## Begin EXERCISE DATA

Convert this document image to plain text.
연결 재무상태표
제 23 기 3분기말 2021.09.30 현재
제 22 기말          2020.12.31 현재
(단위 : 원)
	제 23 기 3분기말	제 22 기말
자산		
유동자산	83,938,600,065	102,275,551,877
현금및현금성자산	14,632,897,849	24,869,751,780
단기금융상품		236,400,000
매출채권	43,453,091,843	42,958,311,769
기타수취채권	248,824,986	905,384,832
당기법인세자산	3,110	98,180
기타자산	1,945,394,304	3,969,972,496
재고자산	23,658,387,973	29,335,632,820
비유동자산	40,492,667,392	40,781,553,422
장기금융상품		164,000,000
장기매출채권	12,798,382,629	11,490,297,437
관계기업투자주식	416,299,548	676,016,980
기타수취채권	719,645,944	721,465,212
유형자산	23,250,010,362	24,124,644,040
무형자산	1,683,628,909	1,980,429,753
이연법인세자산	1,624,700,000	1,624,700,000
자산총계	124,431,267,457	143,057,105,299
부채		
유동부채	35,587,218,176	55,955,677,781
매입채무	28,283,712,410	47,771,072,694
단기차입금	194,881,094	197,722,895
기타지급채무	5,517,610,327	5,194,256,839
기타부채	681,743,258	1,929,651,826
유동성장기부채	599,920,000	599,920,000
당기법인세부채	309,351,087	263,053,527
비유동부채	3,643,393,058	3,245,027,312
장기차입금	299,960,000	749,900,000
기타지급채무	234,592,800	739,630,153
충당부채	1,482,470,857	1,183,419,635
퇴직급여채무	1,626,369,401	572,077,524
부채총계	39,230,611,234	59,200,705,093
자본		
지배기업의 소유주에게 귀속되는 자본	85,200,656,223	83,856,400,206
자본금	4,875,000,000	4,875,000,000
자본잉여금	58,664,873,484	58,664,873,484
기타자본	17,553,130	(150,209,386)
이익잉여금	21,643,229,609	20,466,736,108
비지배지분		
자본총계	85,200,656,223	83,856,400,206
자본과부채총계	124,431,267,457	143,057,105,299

## End EXERCISE DATA

### DESCRIPTION OF THE TASK
In the listing, find all lines with the string "기타지급채무" and copy them.

### EXERCISE ANSWER
기타지급채무	5,517,610,327	5,194,256,839
기타지급채무	234,592,800	739,630,153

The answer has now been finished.